Filter the data for lines with the word "page", then copy every line so identified.

• Extracted records:
⁂

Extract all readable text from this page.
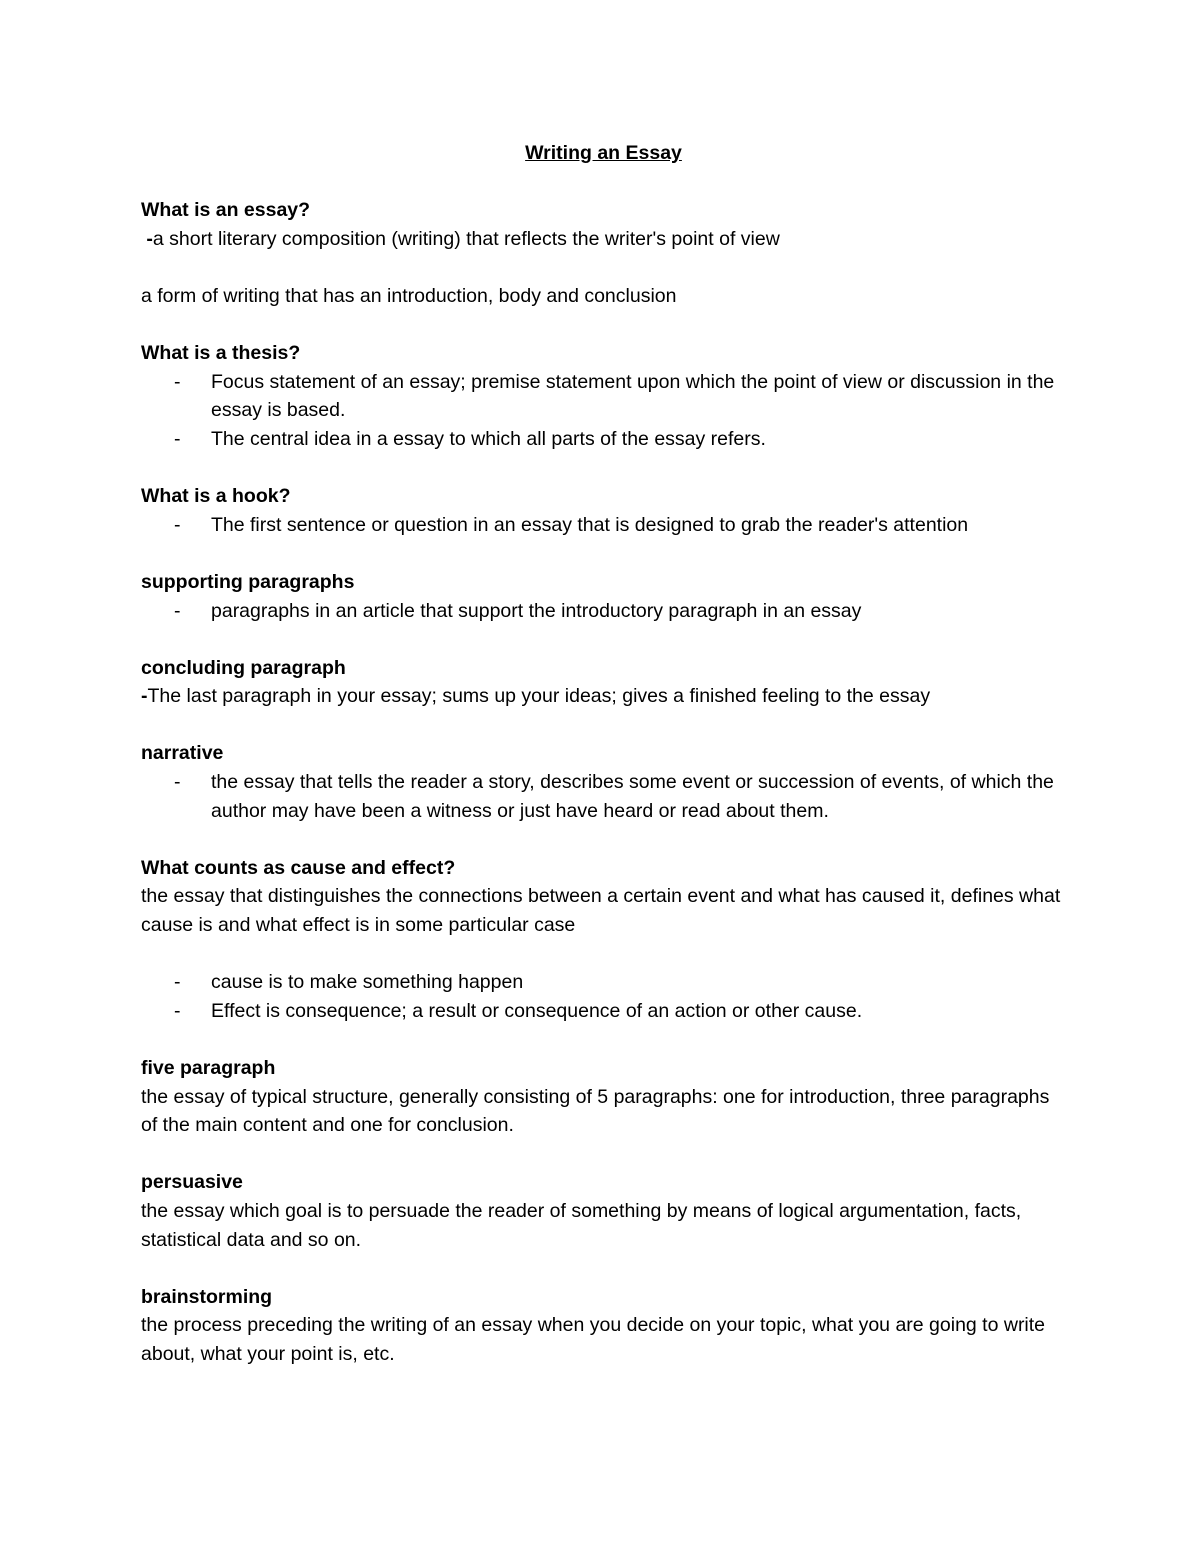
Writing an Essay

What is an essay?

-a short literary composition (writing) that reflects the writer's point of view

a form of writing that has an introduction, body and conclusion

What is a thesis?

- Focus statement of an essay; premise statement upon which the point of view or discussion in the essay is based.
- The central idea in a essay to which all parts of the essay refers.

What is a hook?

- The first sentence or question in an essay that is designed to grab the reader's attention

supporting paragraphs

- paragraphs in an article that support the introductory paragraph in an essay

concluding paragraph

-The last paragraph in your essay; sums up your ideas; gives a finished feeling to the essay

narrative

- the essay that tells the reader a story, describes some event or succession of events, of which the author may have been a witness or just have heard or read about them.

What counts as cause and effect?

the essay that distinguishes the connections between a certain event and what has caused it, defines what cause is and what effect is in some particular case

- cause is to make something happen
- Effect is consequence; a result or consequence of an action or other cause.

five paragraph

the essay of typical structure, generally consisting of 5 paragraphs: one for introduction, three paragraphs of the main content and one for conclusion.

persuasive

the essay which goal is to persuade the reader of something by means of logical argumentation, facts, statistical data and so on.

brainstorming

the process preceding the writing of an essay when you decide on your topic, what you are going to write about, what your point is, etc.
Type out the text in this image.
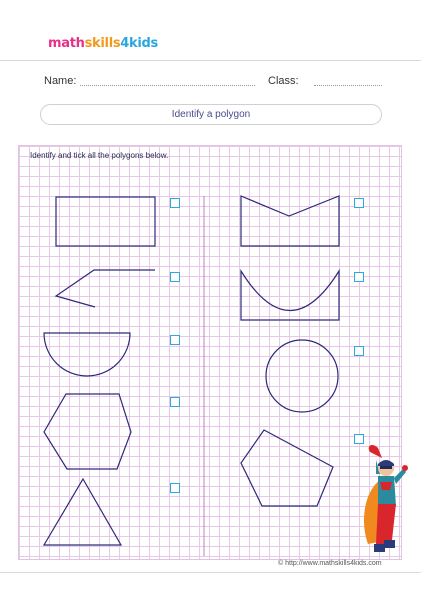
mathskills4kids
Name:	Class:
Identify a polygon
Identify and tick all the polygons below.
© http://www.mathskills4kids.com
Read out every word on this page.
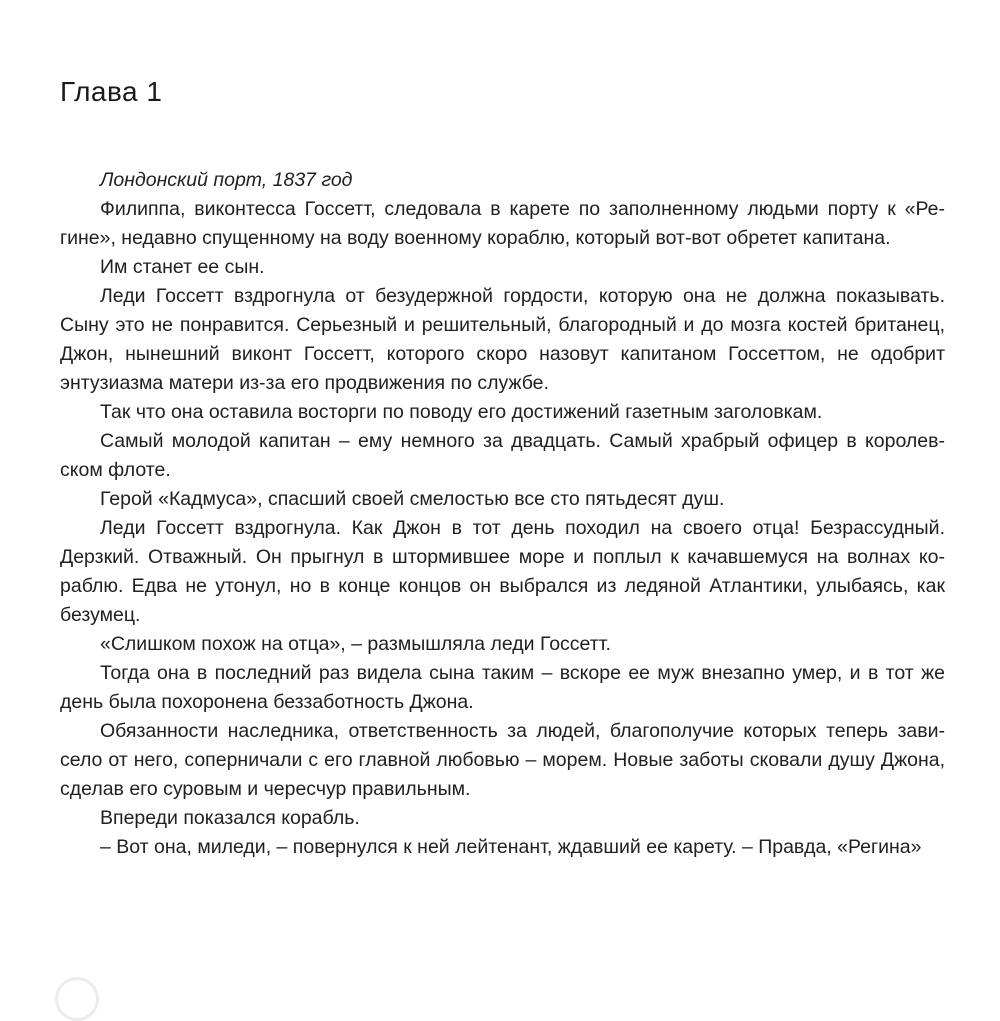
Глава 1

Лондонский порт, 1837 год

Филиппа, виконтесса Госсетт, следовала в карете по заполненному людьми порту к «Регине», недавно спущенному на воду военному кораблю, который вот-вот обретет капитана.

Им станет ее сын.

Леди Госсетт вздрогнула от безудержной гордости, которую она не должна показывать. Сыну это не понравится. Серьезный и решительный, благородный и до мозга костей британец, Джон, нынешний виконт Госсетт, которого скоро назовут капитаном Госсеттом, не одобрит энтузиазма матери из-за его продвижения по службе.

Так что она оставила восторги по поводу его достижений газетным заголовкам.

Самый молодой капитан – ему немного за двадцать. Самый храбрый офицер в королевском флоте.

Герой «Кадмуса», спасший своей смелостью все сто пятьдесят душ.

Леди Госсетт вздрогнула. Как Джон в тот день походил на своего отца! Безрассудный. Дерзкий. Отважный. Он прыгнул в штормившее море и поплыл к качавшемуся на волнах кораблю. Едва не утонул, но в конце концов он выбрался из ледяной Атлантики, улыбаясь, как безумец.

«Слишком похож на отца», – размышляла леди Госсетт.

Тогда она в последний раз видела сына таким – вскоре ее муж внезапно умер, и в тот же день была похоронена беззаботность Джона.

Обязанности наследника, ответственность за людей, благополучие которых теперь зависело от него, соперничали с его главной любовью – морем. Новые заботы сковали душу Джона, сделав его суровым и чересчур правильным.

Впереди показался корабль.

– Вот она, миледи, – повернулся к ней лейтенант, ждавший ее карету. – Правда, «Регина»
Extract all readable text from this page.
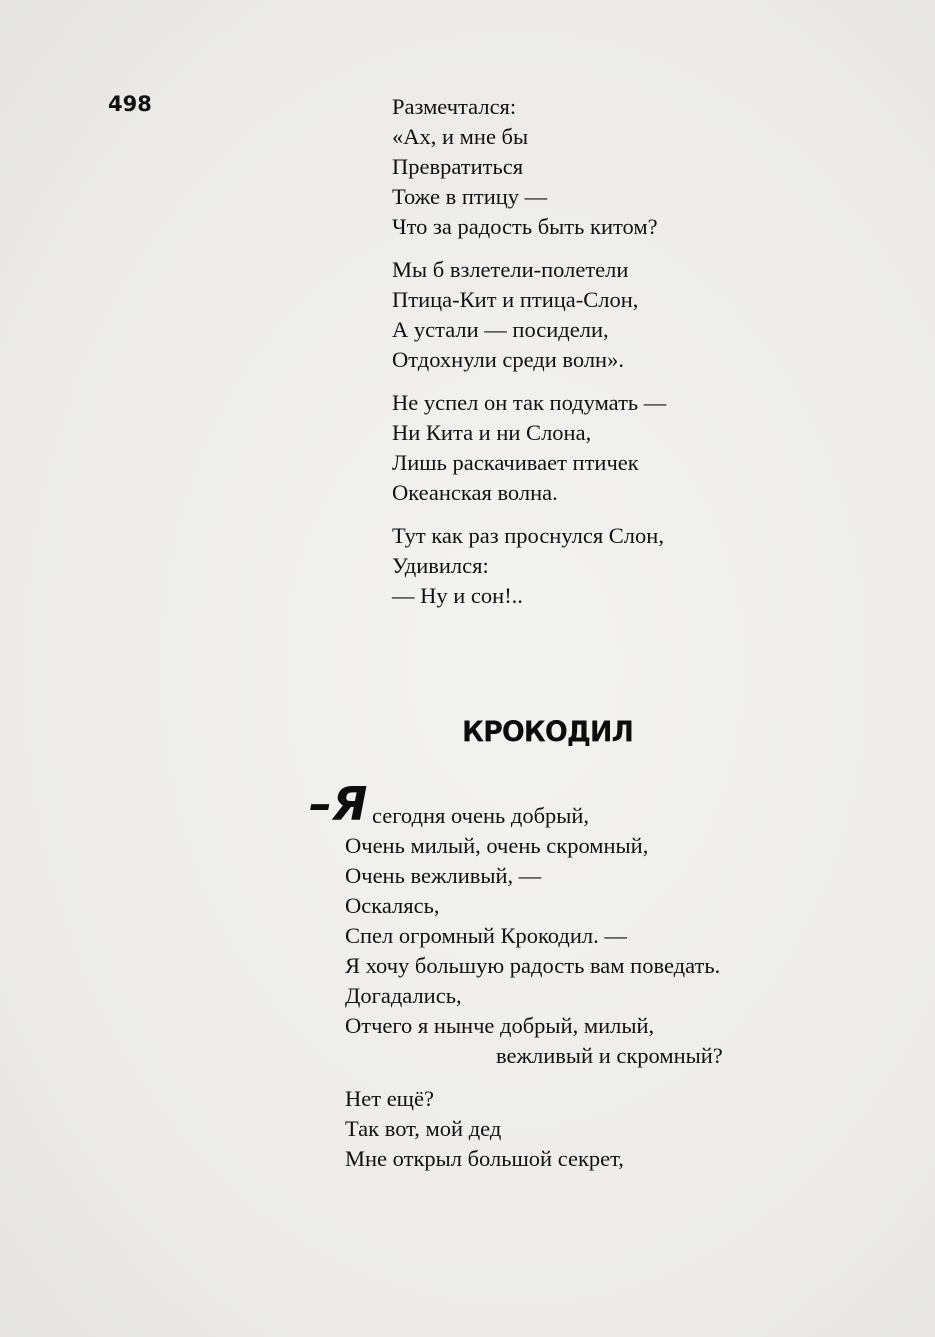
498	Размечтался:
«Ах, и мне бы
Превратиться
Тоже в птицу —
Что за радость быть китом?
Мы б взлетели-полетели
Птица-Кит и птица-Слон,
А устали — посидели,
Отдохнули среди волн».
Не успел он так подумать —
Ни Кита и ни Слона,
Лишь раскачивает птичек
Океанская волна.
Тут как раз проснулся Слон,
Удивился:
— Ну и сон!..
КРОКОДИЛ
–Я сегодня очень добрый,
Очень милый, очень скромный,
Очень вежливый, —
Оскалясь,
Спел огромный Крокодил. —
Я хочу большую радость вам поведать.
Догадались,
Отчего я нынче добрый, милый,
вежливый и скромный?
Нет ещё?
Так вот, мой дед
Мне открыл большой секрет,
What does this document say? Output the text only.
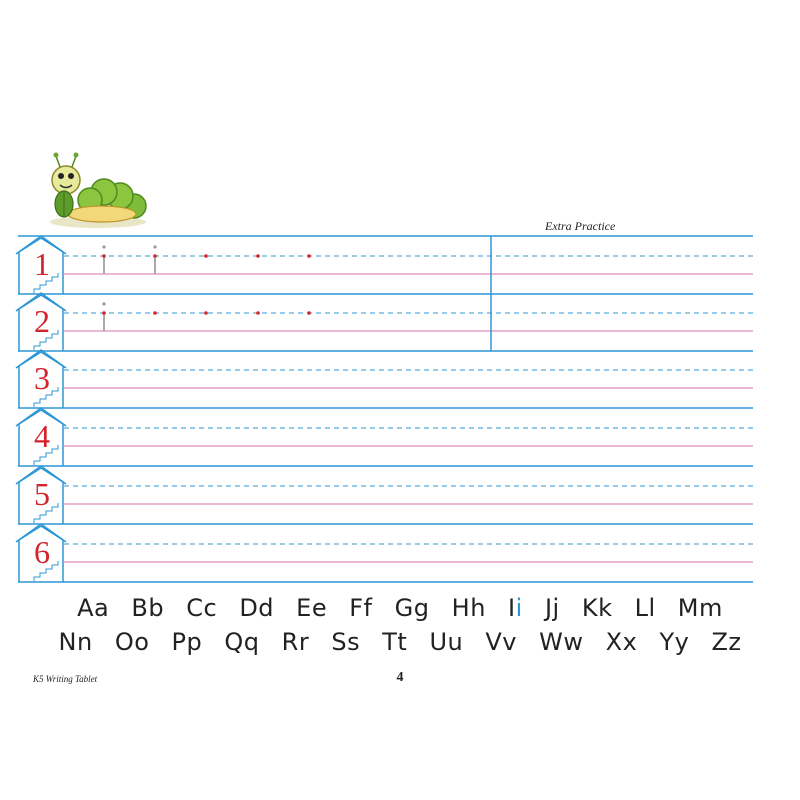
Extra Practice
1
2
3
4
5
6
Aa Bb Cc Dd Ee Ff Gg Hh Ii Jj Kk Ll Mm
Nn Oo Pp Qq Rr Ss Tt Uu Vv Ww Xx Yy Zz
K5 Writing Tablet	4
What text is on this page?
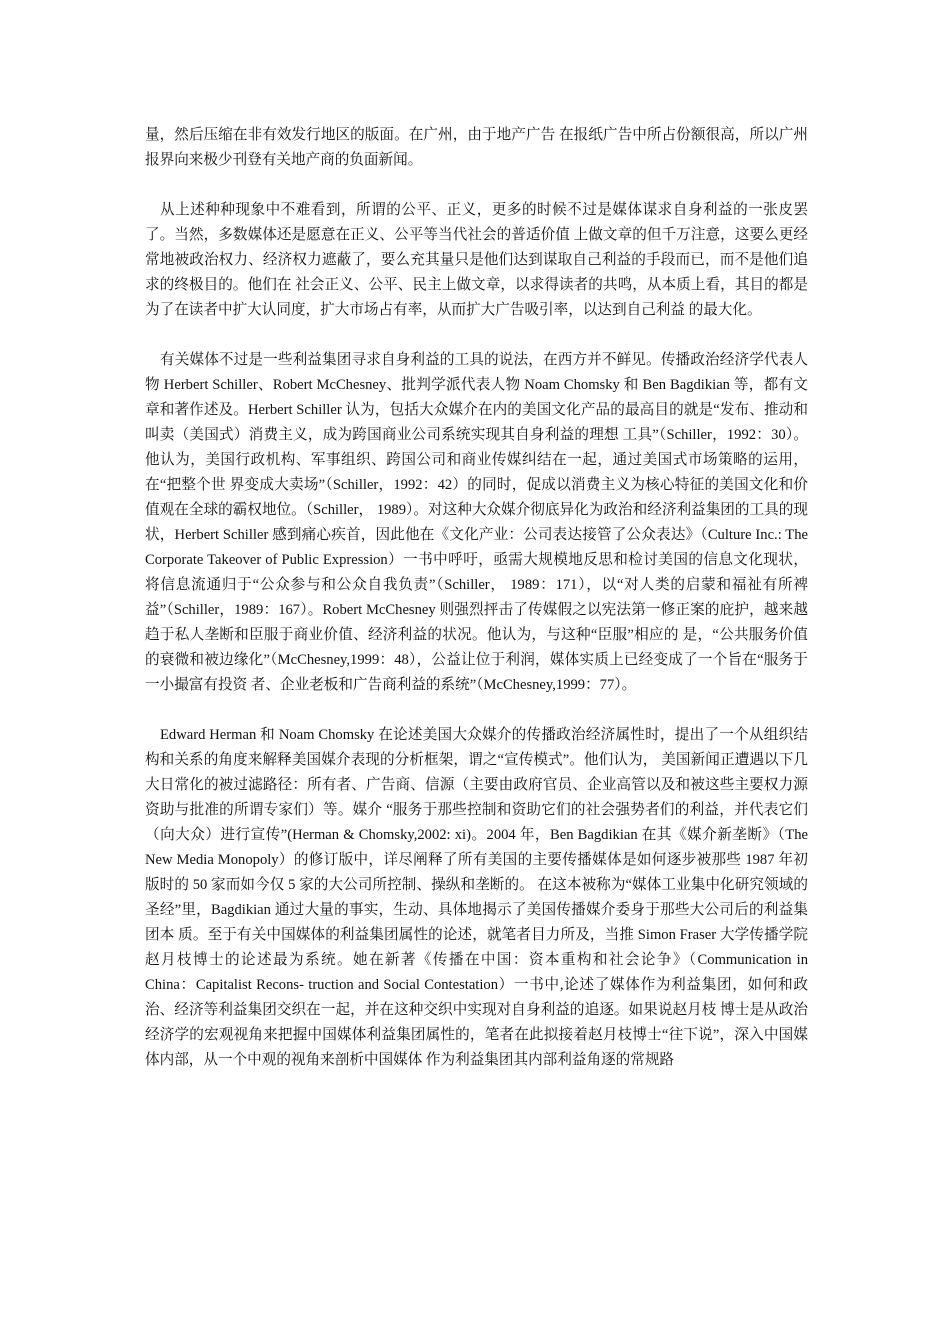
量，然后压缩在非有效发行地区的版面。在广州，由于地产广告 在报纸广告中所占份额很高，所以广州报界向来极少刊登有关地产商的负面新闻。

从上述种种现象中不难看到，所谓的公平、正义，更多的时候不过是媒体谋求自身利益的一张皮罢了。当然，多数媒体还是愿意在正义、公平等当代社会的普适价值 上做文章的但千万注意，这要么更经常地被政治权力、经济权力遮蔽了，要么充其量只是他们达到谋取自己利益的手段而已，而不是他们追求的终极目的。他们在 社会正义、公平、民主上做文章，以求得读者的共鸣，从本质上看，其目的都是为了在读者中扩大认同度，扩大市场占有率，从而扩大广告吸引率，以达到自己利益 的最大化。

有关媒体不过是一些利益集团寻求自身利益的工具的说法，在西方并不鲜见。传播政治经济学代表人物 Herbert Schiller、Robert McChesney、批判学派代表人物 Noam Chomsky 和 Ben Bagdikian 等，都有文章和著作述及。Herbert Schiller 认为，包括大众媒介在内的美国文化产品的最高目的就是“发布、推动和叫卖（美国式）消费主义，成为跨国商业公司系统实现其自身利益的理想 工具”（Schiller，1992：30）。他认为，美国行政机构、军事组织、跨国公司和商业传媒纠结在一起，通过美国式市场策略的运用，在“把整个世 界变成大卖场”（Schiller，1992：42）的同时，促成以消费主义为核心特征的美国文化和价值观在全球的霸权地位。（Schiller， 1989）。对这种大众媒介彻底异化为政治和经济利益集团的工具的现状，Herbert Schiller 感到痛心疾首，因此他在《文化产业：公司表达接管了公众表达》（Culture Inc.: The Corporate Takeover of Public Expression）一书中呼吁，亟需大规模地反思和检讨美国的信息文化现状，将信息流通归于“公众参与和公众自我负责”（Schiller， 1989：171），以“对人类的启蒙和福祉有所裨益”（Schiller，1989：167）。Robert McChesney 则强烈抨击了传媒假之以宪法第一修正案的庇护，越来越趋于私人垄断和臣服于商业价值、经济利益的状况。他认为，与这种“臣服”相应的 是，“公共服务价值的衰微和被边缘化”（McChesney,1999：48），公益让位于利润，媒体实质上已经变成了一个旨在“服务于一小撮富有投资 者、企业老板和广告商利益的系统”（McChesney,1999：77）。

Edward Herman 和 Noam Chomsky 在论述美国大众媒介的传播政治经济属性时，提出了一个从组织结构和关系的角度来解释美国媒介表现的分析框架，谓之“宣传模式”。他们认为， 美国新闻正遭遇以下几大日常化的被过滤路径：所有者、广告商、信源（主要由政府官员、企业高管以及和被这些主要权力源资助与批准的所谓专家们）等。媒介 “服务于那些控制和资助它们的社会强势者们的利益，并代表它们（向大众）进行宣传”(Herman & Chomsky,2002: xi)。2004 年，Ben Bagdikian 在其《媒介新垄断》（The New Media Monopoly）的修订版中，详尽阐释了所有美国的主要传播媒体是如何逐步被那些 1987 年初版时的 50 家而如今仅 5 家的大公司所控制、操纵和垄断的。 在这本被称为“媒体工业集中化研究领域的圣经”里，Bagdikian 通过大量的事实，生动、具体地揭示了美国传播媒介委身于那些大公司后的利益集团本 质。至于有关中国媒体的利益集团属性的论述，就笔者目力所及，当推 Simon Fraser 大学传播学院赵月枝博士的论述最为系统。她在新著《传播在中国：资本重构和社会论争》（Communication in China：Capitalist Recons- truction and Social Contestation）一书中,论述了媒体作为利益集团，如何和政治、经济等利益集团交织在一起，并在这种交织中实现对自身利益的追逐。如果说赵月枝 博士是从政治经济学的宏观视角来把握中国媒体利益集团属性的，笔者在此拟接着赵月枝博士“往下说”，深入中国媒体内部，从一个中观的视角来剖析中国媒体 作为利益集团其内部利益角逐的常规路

⁂

• Reply:
Extract all readable text from this page.
Read out every word on this page.
Extract all readable text from this page.
What text is on this page?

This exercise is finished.